**PROBLEM:**
Extract, verbatim, the lines of the records below from the line with "Patent image size: (1353, 1084)." up to and including the line with "The wheels 15 is at (457, 695).". Reproduce only those lines.

**GIVEN ENTRIES:**
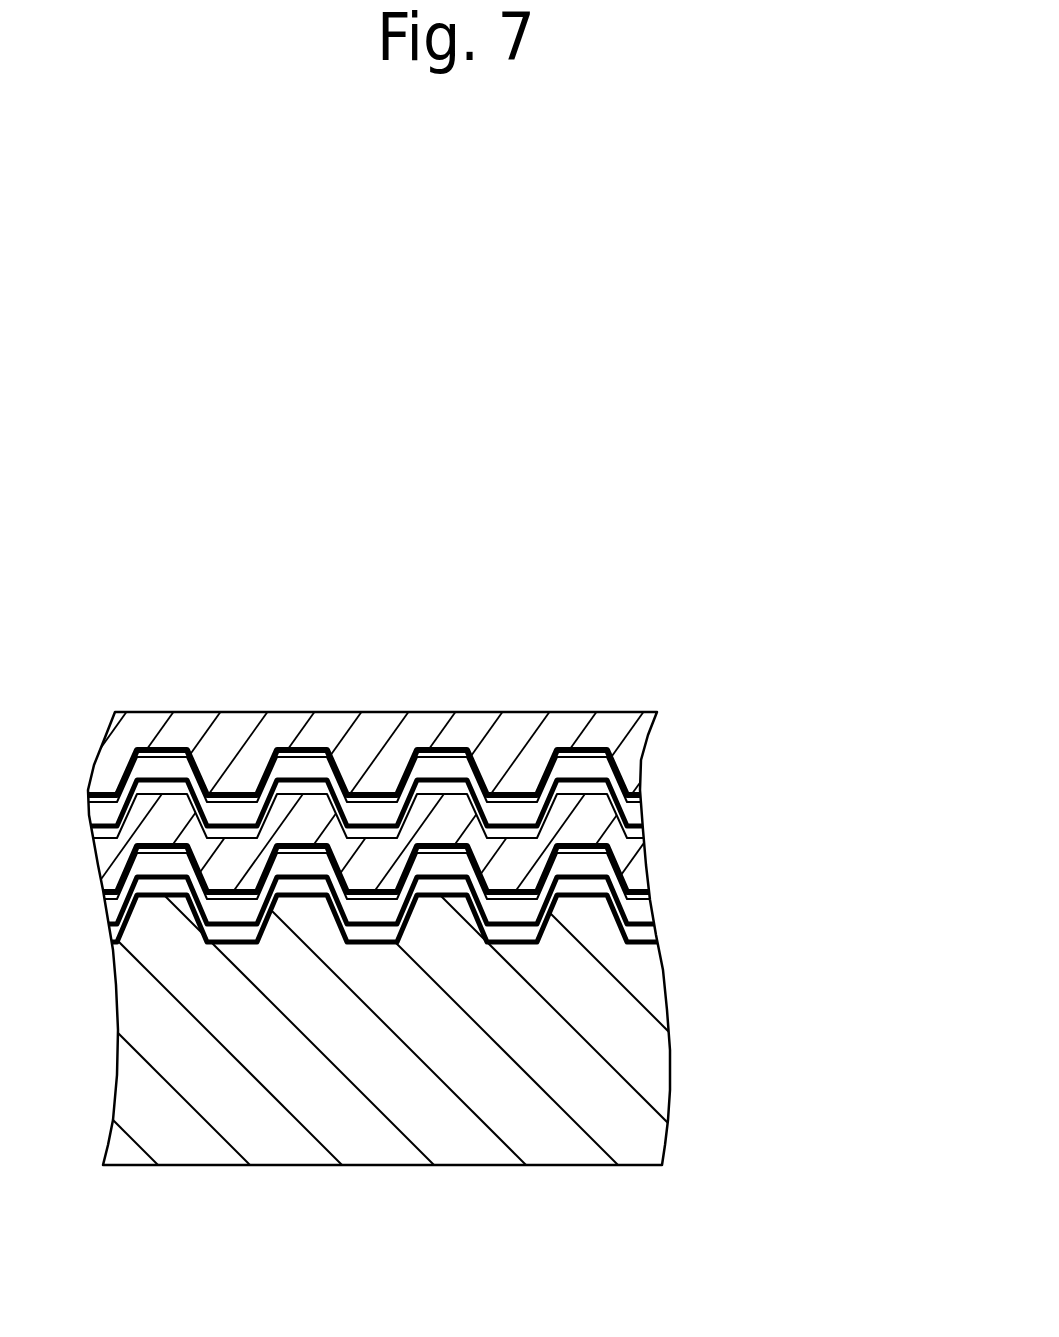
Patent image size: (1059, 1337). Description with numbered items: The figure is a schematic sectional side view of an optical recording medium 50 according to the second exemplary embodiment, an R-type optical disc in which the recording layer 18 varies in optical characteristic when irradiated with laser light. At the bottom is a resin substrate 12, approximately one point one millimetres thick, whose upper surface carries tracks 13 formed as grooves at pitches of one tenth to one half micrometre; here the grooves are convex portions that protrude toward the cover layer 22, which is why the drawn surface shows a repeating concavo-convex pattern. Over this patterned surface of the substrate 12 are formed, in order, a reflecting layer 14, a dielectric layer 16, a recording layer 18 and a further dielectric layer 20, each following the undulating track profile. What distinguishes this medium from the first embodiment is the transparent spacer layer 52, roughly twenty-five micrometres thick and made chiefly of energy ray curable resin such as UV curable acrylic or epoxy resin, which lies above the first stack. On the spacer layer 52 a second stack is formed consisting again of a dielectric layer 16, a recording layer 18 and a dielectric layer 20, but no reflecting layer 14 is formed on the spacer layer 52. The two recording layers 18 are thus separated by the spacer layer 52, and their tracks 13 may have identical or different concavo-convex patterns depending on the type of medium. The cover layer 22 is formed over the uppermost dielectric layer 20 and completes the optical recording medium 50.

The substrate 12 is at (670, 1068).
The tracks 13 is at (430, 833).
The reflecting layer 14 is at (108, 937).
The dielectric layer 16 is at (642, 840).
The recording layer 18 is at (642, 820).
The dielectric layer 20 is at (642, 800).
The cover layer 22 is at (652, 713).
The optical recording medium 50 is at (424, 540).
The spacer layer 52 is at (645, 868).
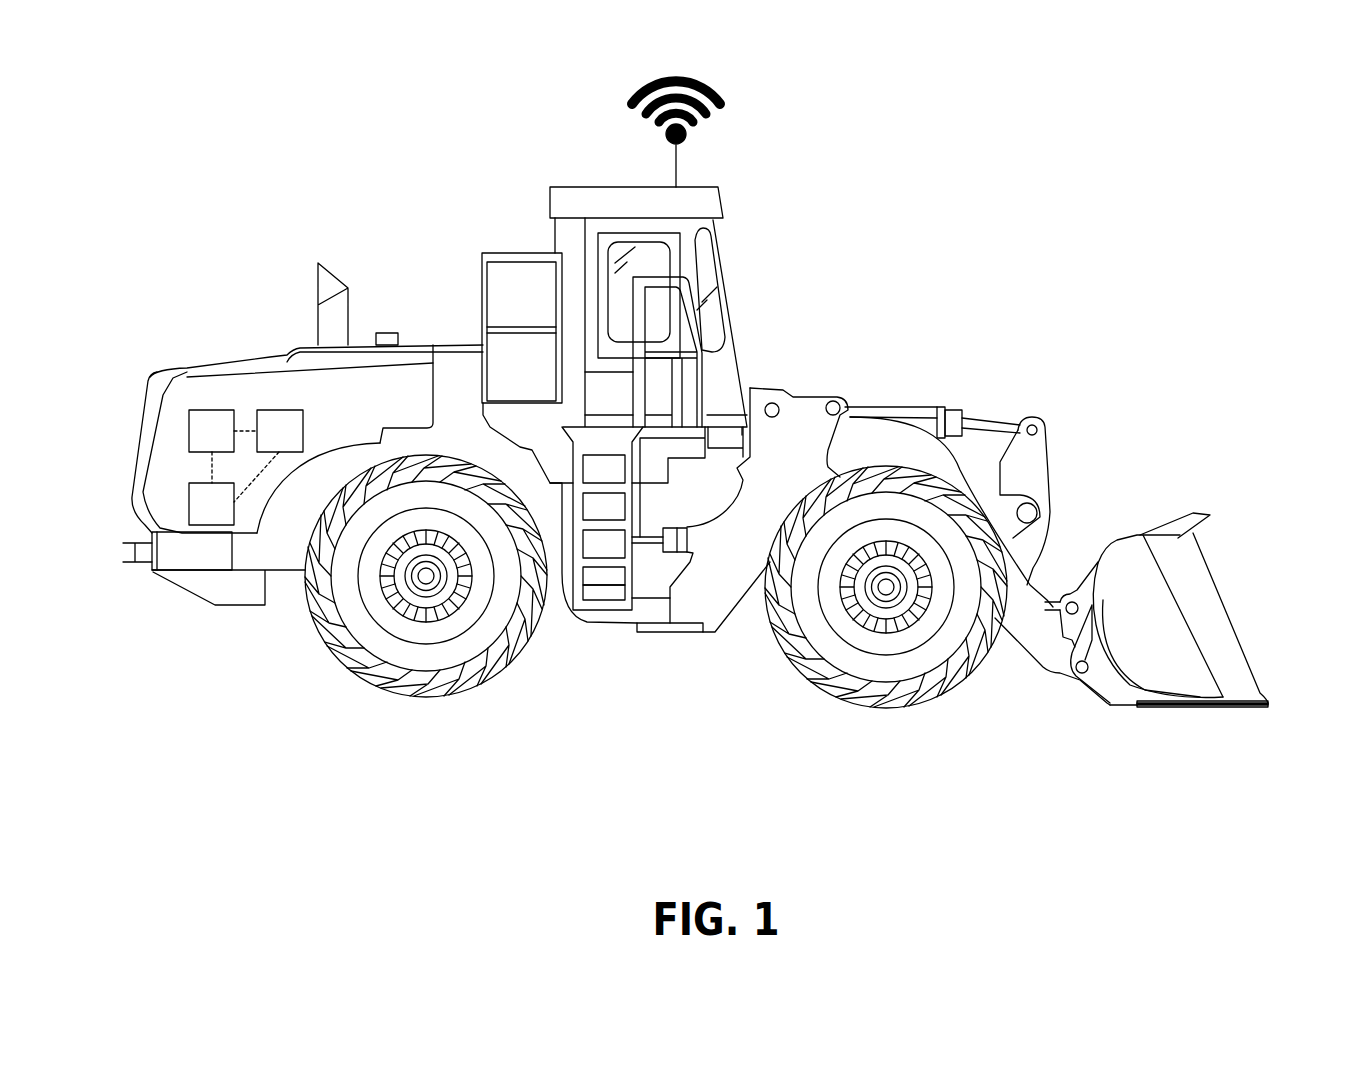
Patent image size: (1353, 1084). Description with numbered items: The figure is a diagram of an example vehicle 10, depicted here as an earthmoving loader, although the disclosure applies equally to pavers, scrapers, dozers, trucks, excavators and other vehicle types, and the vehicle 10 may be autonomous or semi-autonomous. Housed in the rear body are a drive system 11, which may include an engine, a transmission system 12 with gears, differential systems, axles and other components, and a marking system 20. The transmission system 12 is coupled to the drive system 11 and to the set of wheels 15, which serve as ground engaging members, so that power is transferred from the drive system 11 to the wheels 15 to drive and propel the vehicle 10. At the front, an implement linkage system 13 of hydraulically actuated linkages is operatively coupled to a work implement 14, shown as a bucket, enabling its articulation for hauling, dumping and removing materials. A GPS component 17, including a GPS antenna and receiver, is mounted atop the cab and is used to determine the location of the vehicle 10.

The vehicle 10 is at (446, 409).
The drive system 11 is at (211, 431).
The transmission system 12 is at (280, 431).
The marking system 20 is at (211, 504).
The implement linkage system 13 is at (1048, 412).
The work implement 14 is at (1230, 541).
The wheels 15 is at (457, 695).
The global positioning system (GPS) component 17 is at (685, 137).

--

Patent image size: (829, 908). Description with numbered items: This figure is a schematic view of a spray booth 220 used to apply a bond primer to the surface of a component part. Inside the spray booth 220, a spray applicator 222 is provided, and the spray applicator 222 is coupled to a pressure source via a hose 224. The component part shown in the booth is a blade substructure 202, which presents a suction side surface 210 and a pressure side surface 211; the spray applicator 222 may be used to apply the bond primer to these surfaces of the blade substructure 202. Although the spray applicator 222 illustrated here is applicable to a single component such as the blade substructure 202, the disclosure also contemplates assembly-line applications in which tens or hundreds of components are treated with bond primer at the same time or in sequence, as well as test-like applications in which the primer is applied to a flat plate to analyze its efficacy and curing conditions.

**WRITTEN RESPONSE:**
Patent image size: (1353, 1084). Description with numbered items: The figure is a diagram of an example vehicle 10, depicted here as an earthmoving loader, although the disclosure applies equally to pavers, scrapers, dozers, trucks, excavators and other vehicle types, and the vehicle 10 may be autonomous or semi-autonomous. Housed in the rear body are a drive system 11, which may include an engine, a transmission system 12 with gears, differential systems, axles and other components, and a marking system 20. The transmission system 12 is coupled to the drive system 11 and to the set of wheels 15, which serve as ground engaging members, so that power is transferred from the drive system 11 to the wheels 15 to drive and propel the vehicle 10. At the front, an implement linkage system 13 of hydraulically actuated linkages is operatively coupled to a work implement 14, shown as a bucket, enabling its articulation for hauling, dumping and removing materials. A GPS component 17, including a GPS antenna and receiver, is mounted atop the cab and is used to determine the location of the vehicle 10.

The vehicle 10 is at (446, 409).
The drive system 11 is at (211, 431).
The transmission system 12 is at (280, 431).
The marking system 20 is at (211, 504).
The implement linkage system 13 is at (1048, 412).
The work implement 14 is at (1230, 541).
The wheels 15 is at (457, 695).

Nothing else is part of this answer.